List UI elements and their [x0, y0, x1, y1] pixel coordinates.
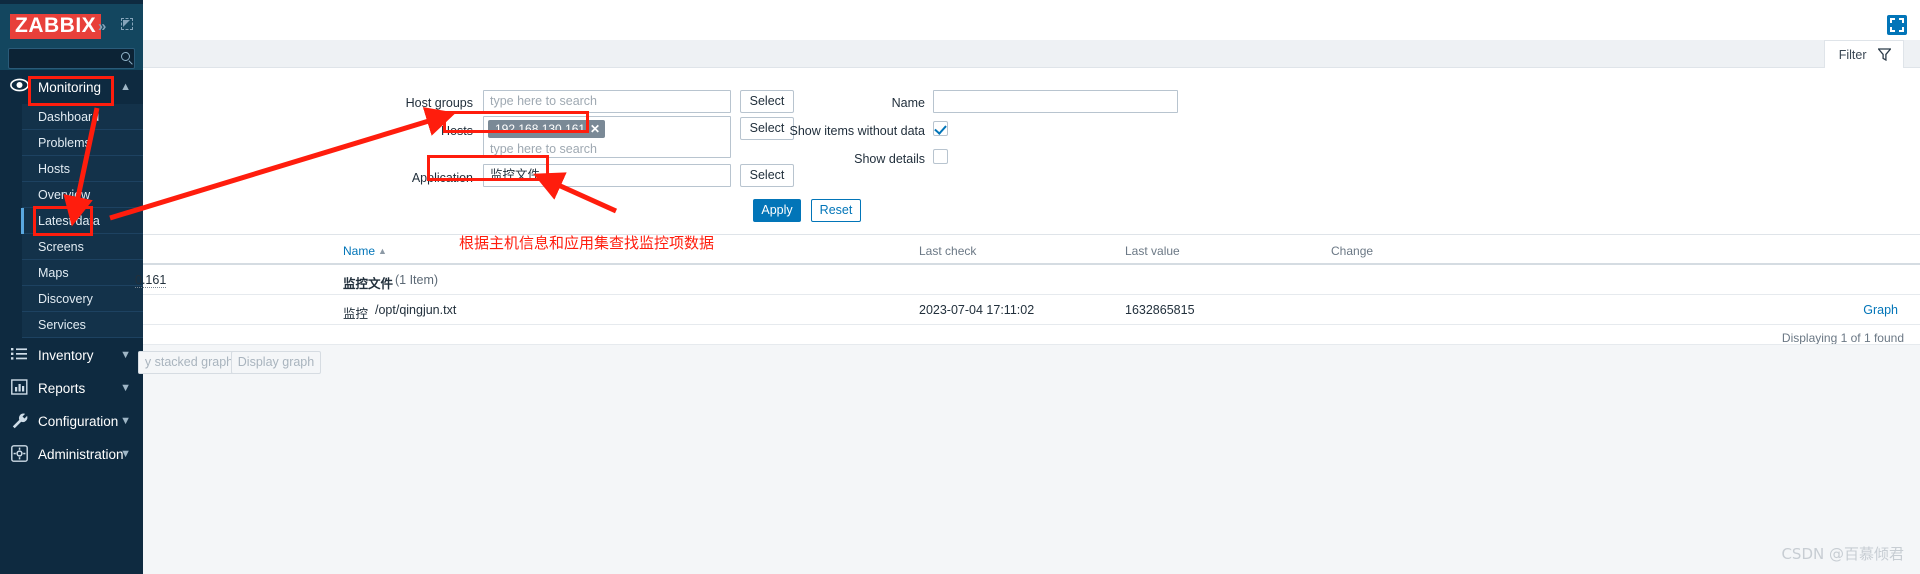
sidebar-subitem-discovery[interactable]: Discovery — [22, 286, 143, 312]
show-items-without-data-checkbox[interactable] — [933, 121, 948, 136]
apply-button[interactable]: Apply — [753, 199, 801, 222]
bottom-button-row: y stacked graph Display graph — [138, 344, 1920, 384]
zabbix-latest-data-page: ZABBIX » Monitoring ▲ Dashboard Problems… — [0, 0, 1920, 574]
hosts-selected-chip-label: 192.168.130.161 — [495, 122, 586, 136]
application-label: Application — [411, 171, 473, 185]
table-row[interactable]: 0.161 监控文件 (1 Item) — [135, 265, 1920, 295]
fullscreen-expand-icon[interactable] — [1887, 15, 1907, 35]
column-header-name-label: Name — [343, 244, 376, 258]
host-groups-placeholder: type here to search — [490, 94, 598, 108]
sidebar-item-configuration-label: Configuration — [38, 414, 119, 429]
chevron-down-icon-configuration: ▼ — [120, 415, 131, 427]
display-graph-button[interactable]: Display graph — [231, 351, 321, 374]
page-bottom-filler — [143, 384, 1920, 574]
show-details-checkbox[interactable] — [933, 149, 948, 164]
column-header-name[interactable]: Name ▲ — [343, 244, 387, 258]
chevron-down-icon-reports: ▼ — [120, 382, 131, 394]
results-count-label: Displaying 1 of 1 found — [1781, 331, 1904, 345]
row-last-check-1: 2023-07-04 17:11:02 — [919, 303, 1035, 317]
latest-data-table: Name ▲ Last check Last value Change 0.161… — [135, 236, 1920, 351]
sidebar-subitem-discovery-label: Discovery — [38, 292, 93, 306]
list-icon — [10, 346, 29, 365]
watermark: CSDN @百慕倾君 — [1781, 545, 1904, 563]
hosts-search-input-placeholder[interactable]: type here to search — [490, 142, 597, 156]
display-stacked-graph-button[interactable]: y stacked graph — [138, 351, 240, 374]
show-details-label: Show details — [854, 152, 925, 166]
chevron-up-icon: ▲ — [120, 81, 131, 93]
sidebar-subitem-latest-data-label: Latest data — [38, 214, 100, 228]
column-header-last-value: Last value — [1125, 244, 1180, 258]
sidebar-item-inventory-label: Inventory — [38, 348, 94, 363]
show-items-without-data-label: Show items without data — [789, 124, 926, 138]
sidebar-subitem-overview[interactable]: Overview — [22, 182, 143, 208]
application-input[interactable]: 监控文件 — [483, 164, 731, 187]
sidebar-subitem-maps[interactable]: Maps — [22, 260, 143, 286]
sidebar-item-inventory[interactable]: Inventory ▼ — [0, 340, 143, 372]
filter-tab[interactable]: Filter — [1823, 40, 1904, 69]
sidebar-item-administration[interactable]: Administration ▼ — [0, 439, 143, 471]
column-header-last-check: Last check — [919, 244, 977, 258]
sidebar: ZABBIX » Monitoring ▲ Dashboard Problems… — [0, 0, 143, 574]
sidebar-subitem-hosts[interactable]: Hosts — [22, 156, 143, 182]
filter-panel: Host groups type here to search Select H… — [143, 68, 1920, 235]
main-content: Filter Host groups type here to search S… — [135, 6, 1920, 574]
sidebar-subitem-problems-label: Problems — [38, 136, 91, 150]
sidebar-search-input[interactable] — [8, 48, 135, 69]
chevron-down-icon-inventory: ▼ — [120, 349, 131, 361]
search-icon — [121, 52, 130, 61]
row-host-0[interactable]: 0.161 — [135, 273, 167, 288]
sidebar-item-reports[interactable]: Reports ▼ — [0, 373, 143, 405]
compact-view-icon[interactable] — [121, 18, 133, 30]
reset-button[interactable]: Reset — [811, 199, 861, 222]
collapse-sidebar-icon[interactable]: » — [98, 19, 106, 34]
sort-asc-icon: ▲ — [378, 246, 387, 256]
filter-tab-label: Filter — [1838, 48, 1867, 62]
sidebar-subitem-maps-label: Maps — [38, 266, 69, 280]
hosts-chip-remove-icon[interactable]: ✕ — [590, 120, 600, 138]
chevron-down-icon-administration: ▼ — [120, 448, 131, 460]
row-name-bold-1: 监控 — [343, 307, 369, 321]
sidebar-subitem-dashboard[interactable]: Dashboard — [22, 104, 143, 130]
row-name-bold-0: 监控文件 — [343, 277, 394, 291]
sidebar-subitem-services-label: Services — [38, 318, 86, 332]
sidebar-item-configuration[interactable]: Configuration ▼ — [0, 406, 143, 438]
sidebar-subitem-dashboard-label: Dashboard — [38, 110, 100, 124]
filter-tab-bar: Filter — [143, 40, 1920, 69]
sidebar-subitem-hosts-label: Hosts — [38, 162, 70, 176]
name-filter-input[interactable] — [933, 90, 1178, 113]
host-groups-input[interactable]: type here to search — [483, 90, 731, 113]
application-select-button[interactable]: Select — [740, 164, 794, 187]
table-header-row: Name ▲ Last check Last value Change — [143, 236, 1920, 265]
row-name-suffix-0: (1 Item) — [395, 273, 439, 287]
row-name-suffix-1: /opt/qingjun.txt — [375, 303, 457, 317]
zabbix-logo[interactable]: ZABBIX — [10, 14, 102, 39]
row-last-value-1: 1632865815 — [1125, 303, 1195, 317]
hosts-label: Hosts — [441, 124, 473, 138]
hosts-multiselect[interactable]: 192.168.130.161 ✕ type here to search — [483, 116, 731, 158]
sidebar-item-monitoring[interactable]: Monitoring ▲ — [0, 72, 143, 104]
sidebar-subitem-services[interactable]: Services — [22, 312, 143, 338]
sidebar-subitem-problems[interactable]: Problems — [22, 130, 143, 156]
sidebar-item-monitoring-label: Monitoring — [38, 80, 102, 95]
sidebar-subitem-screens-label: Screens — [38, 240, 84, 254]
hosts-selected-chip[interactable]: 192.168.130.161 ✕ — [488, 120, 606, 138]
page-topbar — [143, 6, 1920, 40]
sidebar-item-administration-label: Administration — [38, 447, 124, 462]
annotation-note-text: 根据主机信息和应用集查找监控项数据 — [459, 234, 715, 252]
sidebar-header: ZABBIX » — [0, 4, 143, 70]
sidebar-subitem-latest-data[interactable]: Latest data — [21, 208, 143, 234]
bar-chart-icon — [10, 379, 29, 398]
sidebar-subitem-screens[interactable]: Screens — [22, 234, 143, 260]
name-filter-label: Name — [891, 96, 925, 110]
sidebar-item-reports-label: Reports — [38, 381, 86, 396]
gear-icon — [10, 445, 29, 464]
sidebar-subitem-overview-label: Overview — [38, 188, 91, 202]
wrench-icon — [10, 412, 29, 431]
host-groups-label: Host groups — [405, 96, 473, 110]
eye-icon — [10, 78, 29, 97]
column-header-change: Change — [1331, 244, 1374, 258]
table-row[interactable]: 监控 /opt/qingjun.txt 2023-07-04 17:11:02 … — [143, 295, 1920, 325]
row-graph-link-1[interactable]: Graph — [1863, 303, 1898, 317]
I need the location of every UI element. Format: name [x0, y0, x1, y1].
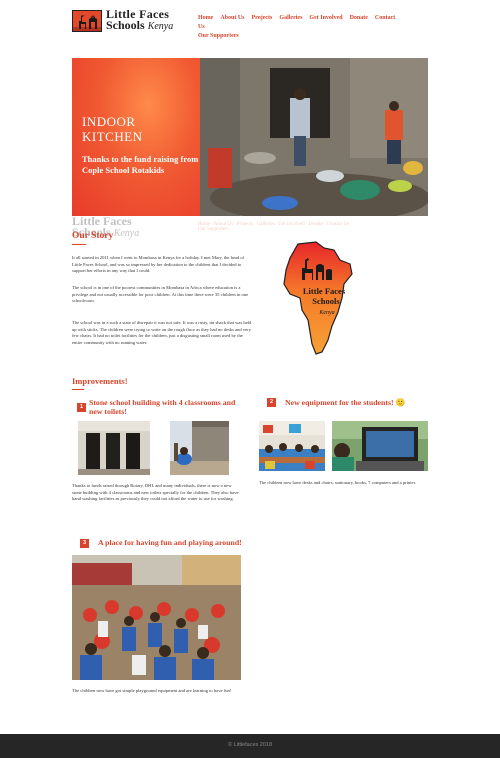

..........

Goal:
Rewrite all of the material with every "type here to search" changed to "start typing to search", keeping everything else the same and leaving out the pictures.

The output:
List UI elements and their [x0, y0, x1, y1] pixel coordinates.
sidebar-subitem-discovery[interactable]: Discovery — [22, 286, 143, 312]
show-items-without-data-checkbox[interactable] — [933, 121, 948, 136]
apply-button[interactable]: Apply — [753, 199, 801, 222]
bottom-button-row: y stacked graph Display graph — [138, 344, 1920, 384]
zabbix-latest-data-page: ZABBIX » Monitoring ▲ Dashboard Problems… — [0, 0, 1920, 574]
hosts-selected-chip-label: 192.168.130.161 — [495, 122, 586, 136]
application-label: Application — [411, 171, 473, 185]
table-row[interactable]: 0.161 监控文件 (1 Item) — [135, 265, 1920, 295]
fullscreen-expand-icon[interactable] — [1887, 15, 1907, 35]
column-header-name-label: Name — [343, 244, 376, 258]
host-groups-placeholder: start typing to search — [490, 94, 598, 108]
sidebar-item-configuration-label: Configuration — [38, 414, 119, 429]
chevron-down-icon-configuration: ▼ — [120, 415, 131, 427]
display-graph-button[interactable]: Display graph — [231, 351, 321, 374]
page-bottom-filler — [143, 384, 1920, 574]
show-details-checkbox[interactable] — [933, 149, 948, 164]
column-header-name[interactable]: Name ▲ — [343, 244, 387, 258]
chevron-down-icon-reports: ▼ — [120, 382, 131, 394]
results-count-label: Displaying 1 of 1 found — [1781, 331, 1904, 345]
row-last-check-1: 2023-07-04 17:11:02 — [919, 303, 1035, 317]
latest-data-table: Name ▲ Last check Last value Change 0.161… — [135, 236, 1920, 351]
sidebar-subitem-discovery-label: Discovery — [38, 292, 93, 306]
list-icon — [10, 346, 29, 365]
watermark: CSDN @百慕倾君 — [1781, 545, 1904, 563]
hosts-search-input-placeholder[interactable]: start typing to search — [490, 142, 597, 156]
display-stacked-graph-button[interactable]: y stacked graph — [138, 351, 240, 374]
show-details-label: Show details — [854, 152, 925, 166]
chevron-up-icon: ▲ — [120, 81, 131, 93]
sidebar-subitem-latest-data-label: Latest data — [38, 214, 100, 228]
column-header-last-value: Last value — [1125, 244, 1180, 258]
sidebar-item-inventory-label: Inventory — [38, 348, 94, 363]
show-items-without-data-label: Show items without data — [789, 124, 926, 138]
sidebar-subitem-overview[interactable]: Overview — [22, 182, 143, 208]
application-input[interactable]: 监控文件 — [483, 164, 731, 187]
sidebar-subitem-maps[interactable]: Maps — [22, 260, 143, 286]
sidebar-item-inventory[interactable]: Inventory ▼ — [0, 340, 143, 372]
filter-tab[interactable]: Filter — [1823, 40, 1904, 69]
sidebar-item-administration[interactable]: Administration ▼ — [0, 439, 143, 471]
column-header-last-check: Last check — [919, 244, 977, 258]
sidebar: ZABBIX » Monitoring ▲ Dashboard Problems… — [0, 0, 143, 574]
sidebar-subitem-hosts[interactable]: Hosts — [22, 156, 143, 182]
filter-panel: Host groups start typing to search Select H… — [143, 68, 1920, 235]
main-content: Filter Host groups start typing to search S… — [135, 6, 1920, 574]
sidebar-subitem-problems-label: Problems — [38, 136, 91, 150]
sidebar-search-input[interactable] — [8, 48, 135, 69]
chevron-down-icon-inventory: ▼ — [120, 349, 131, 361]
search-icon — [121, 52, 130, 61]
row-host-0[interactable]: 0.161 — [135, 273, 167, 288]
sidebar-item-reports[interactable]: Reports ▼ — [0, 373, 143, 405]
compact-view-icon[interactable] — [121, 18, 133, 30]
reset-button[interactable]: Reset — [811, 199, 861, 222]
collapse-sidebar-icon[interactable]: » — [98, 19, 106, 34]
sort-asc-icon: ▲ — [378, 246, 387, 256]
filter-tab-label: Filter — [1838, 48, 1867, 62]
sidebar-subitem-maps-label: Maps — [38, 266, 69, 280]
hosts-chip-remove-icon[interactable]: ✕ — [590, 120, 600, 138]
chevron-down-icon-administration: ▼ — [120, 448, 131, 460]
row-name-bold-1: 监控 — [343, 307, 369, 321]
sidebar-subitem-dashboard[interactable]: Dashboard — [22, 104, 143, 130]
row-name-bold-0: 监控文件 — [343, 277, 394, 291]
sidebar-subitem-services-label: Services — [38, 318, 86, 332]
sidebar-item-configuration[interactable]: Configuration ▼ — [0, 406, 143, 438]
sidebar-subitem-dashboard-label: Dashboard — [38, 110, 100, 124]
filter-tab-bar: Filter — [143, 40, 1920, 69]
sidebar-subitem-hosts-label: Hosts — [38, 162, 70, 176]
name-filter-input[interactable] — [933, 90, 1178, 113]
host-groups-input[interactable]: start typing to search — [483, 90, 731, 113]
application-select-button[interactable]: Select — [740, 164, 794, 187]
table-header-row: Name ▲ Last check Last value Change — [143, 236, 1920, 265]
row-name-suffix-0: (1 Item) — [395, 273, 439, 287]
row-name-suffix-1: /opt/qingjun.txt — [375, 303, 457, 317]
zabbix-logo[interactable]: ZABBIX — [10, 14, 102, 39]
row-last-value-1: 1632865815 — [1125, 303, 1195, 317]
hosts-label: Hosts — [441, 124, 473, 138]
hosts-multiselect[interactable]: 192.168.130.161 ✕ start typing to search — [483, 116, 731, 158]
sidebar-item-monitoring[interactable]: Monitoring ▲ — [0, 72, 143, 104]
sidebar-subitem-services[interactable]: Services — [22, 312, 143, 338]
sidebar-subitem-problems[interactable]: Problems — [22, 130, 143, 156]
sidebar-item-monitoring-label: Monitoring — [38, 80, 102, 95]
sidebar-subitem-screens-label: Screens — [38, 240, 84, 254]
hosts-selected-chip[interactable]: 192.168.130.161 ✕ — [488, 120, 606, 138]
page-topbar — [143, 6, 1920, 40]
sidebar-item-administration-label: Administration — [38, 447, 124, 462]
annotation-note-text: 根据主机信息和应用集查找监控项数据 — [459, 234, 715, 252]
sidebar-header: ZABBIX » — [0, 4, 143, 70]
sidebar-subitem-latest-data[interactable]: Latest data — [21, 208, 143, 234]
bar-chart-icon — [10, 379, 29, 398]
sidebar-subitem-screens[interactable]: Screens — [22, 234, 143, 260]
name-filter-label: Name — [891, 96, 925, 110]
sidebar-item-reports-label: Reports — [38, 381, 86, 396]
gear-icon — [10, 445, 29, 464]
sidebar-subitem-overview-label: Overview — [38, 188, 91, 202]
wrench-icon — [10, 412, 29, 431]
host-groups-label: Host groups — [405, 96, 473, 110]
eye-icon — [10, 78, 29, 97]
column-header-change: Change — [1331, 244, 1374, 258]
table-row[interactable]: 监控 /opt/qingjun.txt 2023-07-04 17:11:02 … — [143, 295, 1920, 325]
row-graph-link-1[interactable]: Graph — [1863, 303, 1898, 317]
I need the location of every UI element. Format: name [x0, y0, x1, y1].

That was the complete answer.